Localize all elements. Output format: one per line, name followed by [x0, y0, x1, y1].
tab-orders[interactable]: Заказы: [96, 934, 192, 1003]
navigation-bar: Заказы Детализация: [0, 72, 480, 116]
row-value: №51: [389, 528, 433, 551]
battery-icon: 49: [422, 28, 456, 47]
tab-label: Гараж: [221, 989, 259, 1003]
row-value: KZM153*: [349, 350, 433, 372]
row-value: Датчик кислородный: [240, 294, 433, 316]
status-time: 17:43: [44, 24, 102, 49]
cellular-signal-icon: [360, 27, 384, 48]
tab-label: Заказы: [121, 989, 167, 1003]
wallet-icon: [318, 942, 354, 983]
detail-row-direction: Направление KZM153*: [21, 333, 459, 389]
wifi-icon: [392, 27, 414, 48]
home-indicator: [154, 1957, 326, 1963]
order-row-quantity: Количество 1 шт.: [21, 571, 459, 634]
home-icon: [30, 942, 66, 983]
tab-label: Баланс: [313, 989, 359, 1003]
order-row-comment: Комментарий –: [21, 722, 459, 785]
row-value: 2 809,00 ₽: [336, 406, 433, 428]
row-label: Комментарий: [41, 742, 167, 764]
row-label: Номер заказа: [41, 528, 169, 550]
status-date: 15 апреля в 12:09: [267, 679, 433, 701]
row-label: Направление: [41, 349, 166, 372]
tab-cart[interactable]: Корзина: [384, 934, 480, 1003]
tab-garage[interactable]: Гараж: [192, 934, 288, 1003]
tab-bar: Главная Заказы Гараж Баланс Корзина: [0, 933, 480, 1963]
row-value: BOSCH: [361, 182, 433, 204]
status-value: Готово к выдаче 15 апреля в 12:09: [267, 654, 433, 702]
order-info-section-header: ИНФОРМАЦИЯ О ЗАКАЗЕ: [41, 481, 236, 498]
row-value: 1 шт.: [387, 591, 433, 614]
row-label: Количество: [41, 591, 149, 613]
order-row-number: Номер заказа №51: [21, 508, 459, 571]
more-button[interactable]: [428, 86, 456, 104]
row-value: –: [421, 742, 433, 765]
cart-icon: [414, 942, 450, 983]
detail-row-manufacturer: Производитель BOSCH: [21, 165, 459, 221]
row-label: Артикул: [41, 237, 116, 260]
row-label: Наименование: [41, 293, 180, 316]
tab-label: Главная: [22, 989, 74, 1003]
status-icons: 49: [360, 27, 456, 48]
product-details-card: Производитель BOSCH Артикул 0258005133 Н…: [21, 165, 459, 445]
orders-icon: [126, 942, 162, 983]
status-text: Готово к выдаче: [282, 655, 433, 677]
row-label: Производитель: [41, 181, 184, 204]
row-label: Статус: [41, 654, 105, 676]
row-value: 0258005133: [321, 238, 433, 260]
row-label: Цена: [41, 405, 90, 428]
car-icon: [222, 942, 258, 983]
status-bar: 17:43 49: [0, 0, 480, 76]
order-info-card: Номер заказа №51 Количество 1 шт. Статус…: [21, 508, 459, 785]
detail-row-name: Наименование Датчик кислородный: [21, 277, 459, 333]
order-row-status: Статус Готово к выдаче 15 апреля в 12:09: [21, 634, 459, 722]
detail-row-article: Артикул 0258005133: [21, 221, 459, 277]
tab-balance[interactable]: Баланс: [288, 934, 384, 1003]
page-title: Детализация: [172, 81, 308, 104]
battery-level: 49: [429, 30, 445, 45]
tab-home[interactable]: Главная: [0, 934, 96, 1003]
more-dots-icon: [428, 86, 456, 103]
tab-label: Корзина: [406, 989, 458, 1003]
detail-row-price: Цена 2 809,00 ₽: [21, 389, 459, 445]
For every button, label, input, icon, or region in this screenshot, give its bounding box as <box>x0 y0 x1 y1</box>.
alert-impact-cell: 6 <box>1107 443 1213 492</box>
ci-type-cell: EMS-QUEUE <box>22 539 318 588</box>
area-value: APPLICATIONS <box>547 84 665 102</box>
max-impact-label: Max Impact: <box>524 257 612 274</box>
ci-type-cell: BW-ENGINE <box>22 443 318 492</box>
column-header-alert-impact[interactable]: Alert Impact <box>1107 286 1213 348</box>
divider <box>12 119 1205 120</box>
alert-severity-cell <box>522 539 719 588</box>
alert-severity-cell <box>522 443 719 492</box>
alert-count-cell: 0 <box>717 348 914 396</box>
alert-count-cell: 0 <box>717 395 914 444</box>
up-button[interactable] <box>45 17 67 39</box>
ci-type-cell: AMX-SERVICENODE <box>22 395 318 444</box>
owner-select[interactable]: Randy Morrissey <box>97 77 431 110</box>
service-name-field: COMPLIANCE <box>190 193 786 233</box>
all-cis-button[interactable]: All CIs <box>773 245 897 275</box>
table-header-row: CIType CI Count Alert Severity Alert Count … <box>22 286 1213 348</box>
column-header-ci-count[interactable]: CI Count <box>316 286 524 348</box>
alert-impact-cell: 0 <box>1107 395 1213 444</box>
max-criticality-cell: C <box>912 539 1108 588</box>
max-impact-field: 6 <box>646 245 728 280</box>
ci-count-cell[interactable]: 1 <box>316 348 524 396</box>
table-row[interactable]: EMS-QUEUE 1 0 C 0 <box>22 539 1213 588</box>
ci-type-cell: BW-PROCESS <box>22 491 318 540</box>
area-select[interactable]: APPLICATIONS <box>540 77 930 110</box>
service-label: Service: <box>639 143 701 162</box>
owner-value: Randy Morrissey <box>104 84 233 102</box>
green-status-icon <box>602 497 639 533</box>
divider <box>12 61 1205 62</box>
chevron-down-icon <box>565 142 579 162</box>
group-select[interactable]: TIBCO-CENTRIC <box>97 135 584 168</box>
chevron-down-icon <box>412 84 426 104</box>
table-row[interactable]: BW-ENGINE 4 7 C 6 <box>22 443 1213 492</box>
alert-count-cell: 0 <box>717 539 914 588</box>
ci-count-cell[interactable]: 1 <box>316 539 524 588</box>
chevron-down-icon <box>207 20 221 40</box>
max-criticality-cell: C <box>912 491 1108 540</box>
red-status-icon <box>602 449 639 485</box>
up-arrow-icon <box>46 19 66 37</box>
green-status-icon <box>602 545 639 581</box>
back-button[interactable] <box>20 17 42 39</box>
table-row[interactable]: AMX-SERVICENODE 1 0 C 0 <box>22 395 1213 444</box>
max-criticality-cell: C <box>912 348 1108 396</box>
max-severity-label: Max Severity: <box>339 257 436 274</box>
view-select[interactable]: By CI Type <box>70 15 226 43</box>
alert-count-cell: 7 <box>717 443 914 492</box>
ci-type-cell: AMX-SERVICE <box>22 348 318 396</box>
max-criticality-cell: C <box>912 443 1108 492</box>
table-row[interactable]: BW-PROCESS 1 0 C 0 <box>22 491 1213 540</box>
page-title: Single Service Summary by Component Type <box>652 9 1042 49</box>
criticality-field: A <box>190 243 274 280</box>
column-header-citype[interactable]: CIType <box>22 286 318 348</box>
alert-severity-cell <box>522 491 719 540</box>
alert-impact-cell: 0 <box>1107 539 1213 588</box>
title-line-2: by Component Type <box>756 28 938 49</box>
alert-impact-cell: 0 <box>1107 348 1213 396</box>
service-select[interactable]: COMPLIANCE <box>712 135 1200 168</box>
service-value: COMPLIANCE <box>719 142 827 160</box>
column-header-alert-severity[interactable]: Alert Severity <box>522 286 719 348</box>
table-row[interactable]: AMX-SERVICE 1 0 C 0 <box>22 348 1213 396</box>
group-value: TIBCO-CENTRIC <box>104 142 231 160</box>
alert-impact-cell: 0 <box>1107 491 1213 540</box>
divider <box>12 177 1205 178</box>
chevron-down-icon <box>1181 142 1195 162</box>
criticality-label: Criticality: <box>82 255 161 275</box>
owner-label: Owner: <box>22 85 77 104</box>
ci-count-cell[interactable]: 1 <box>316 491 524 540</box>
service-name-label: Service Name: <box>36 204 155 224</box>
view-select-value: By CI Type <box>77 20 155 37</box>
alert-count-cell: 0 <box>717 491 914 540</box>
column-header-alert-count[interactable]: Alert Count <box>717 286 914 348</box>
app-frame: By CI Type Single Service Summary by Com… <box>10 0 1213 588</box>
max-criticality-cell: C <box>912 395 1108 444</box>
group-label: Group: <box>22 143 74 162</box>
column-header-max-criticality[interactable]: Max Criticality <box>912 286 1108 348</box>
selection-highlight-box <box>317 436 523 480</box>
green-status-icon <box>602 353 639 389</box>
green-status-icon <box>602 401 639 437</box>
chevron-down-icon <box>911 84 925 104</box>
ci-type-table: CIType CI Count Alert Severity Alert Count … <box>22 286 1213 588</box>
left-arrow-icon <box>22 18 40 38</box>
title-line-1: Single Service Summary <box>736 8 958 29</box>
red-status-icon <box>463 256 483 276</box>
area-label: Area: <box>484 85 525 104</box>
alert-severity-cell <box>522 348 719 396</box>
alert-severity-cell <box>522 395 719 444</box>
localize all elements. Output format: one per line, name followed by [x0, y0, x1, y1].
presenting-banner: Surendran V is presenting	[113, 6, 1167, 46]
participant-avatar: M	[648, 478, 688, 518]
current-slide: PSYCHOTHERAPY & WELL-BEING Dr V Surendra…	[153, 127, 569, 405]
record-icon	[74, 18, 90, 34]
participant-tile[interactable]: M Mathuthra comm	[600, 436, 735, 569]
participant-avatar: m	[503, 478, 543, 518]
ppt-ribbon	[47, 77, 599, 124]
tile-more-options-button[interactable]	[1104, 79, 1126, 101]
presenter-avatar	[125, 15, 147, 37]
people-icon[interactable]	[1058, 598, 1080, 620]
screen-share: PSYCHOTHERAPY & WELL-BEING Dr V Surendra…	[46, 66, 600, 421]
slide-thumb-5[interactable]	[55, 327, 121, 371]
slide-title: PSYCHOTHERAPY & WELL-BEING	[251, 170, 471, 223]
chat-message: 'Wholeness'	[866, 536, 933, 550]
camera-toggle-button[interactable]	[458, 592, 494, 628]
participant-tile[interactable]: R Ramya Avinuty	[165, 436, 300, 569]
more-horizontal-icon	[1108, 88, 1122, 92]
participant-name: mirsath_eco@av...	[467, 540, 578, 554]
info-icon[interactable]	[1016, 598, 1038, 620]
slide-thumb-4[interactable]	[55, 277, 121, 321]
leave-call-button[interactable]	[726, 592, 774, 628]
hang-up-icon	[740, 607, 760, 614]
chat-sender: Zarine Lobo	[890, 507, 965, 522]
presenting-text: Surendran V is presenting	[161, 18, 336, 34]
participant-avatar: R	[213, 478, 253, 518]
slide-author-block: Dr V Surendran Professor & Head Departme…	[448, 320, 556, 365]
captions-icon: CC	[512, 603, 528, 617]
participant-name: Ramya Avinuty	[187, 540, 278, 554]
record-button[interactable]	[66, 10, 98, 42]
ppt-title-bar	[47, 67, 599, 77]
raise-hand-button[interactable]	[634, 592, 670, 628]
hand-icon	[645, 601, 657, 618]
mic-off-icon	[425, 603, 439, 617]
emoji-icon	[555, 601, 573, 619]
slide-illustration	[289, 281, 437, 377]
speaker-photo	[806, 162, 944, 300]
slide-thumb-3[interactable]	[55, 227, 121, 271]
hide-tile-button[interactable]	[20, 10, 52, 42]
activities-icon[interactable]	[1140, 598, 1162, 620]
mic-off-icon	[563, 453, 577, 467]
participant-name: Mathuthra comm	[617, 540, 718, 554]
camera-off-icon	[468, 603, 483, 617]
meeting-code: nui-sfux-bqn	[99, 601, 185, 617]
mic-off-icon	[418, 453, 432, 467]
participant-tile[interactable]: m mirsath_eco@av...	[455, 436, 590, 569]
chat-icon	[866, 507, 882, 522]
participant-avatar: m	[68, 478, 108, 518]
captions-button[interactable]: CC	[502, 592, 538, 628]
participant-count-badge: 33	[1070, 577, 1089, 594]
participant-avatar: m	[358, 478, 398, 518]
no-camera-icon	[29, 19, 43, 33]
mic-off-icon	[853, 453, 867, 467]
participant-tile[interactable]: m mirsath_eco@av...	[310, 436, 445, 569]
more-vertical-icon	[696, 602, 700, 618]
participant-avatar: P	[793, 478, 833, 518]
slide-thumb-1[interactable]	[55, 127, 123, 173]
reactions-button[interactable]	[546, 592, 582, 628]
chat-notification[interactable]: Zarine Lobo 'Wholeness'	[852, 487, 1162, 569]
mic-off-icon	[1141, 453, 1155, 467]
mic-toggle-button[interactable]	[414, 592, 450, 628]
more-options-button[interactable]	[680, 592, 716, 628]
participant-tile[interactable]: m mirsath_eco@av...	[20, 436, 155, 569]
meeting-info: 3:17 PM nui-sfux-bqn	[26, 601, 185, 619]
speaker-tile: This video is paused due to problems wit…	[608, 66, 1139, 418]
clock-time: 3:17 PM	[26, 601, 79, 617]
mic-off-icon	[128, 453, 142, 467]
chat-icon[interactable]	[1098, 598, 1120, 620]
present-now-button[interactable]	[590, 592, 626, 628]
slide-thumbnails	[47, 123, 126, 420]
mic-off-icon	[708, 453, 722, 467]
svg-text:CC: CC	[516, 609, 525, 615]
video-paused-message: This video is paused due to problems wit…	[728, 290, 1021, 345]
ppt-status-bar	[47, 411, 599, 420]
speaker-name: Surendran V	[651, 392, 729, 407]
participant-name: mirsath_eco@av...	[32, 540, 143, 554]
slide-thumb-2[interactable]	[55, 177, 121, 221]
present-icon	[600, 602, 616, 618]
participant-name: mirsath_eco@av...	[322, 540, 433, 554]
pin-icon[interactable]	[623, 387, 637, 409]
++++++++++
Can you edit the items from the start through the line containing "wifi-icon: [392, 27, 414, 48]", changing "row-value" to "field-value" and leaving everything else untouched? Return only those lines.

## RESULT BELOW:
Localize all elements. Output format: one per line, name followed by [x0, y0, x1, y1].
tab-orders[interactable]: Заказы: [96, 934, 192, 1003]
navigation-bar: Заказы Детализация: [0, 72, 480, 116]
field-value: №51: [389, 528, 433, 551]
battery-icon: 49: [422, 28, 456, 47]
tab-label: Гараж: [221, 989, 259, 1003]
field-value: KZM153*: [349, 350, 433, 372]
field-value: Датчик кислородный: [240, 294, 433, 316]
status-time: 17:43: [44, 24, 102, 49]
cellular-signal-icon: [360, 27, 384, 48]
tab-label: Заказы: [121, 989, 167, 1003]
wallet-icon: [318, 942, 354, 983]
detail-row-direction: Направление KZM153*: [21, 333, 459, 389]
wifi-icon: [392, 27, 414, 48]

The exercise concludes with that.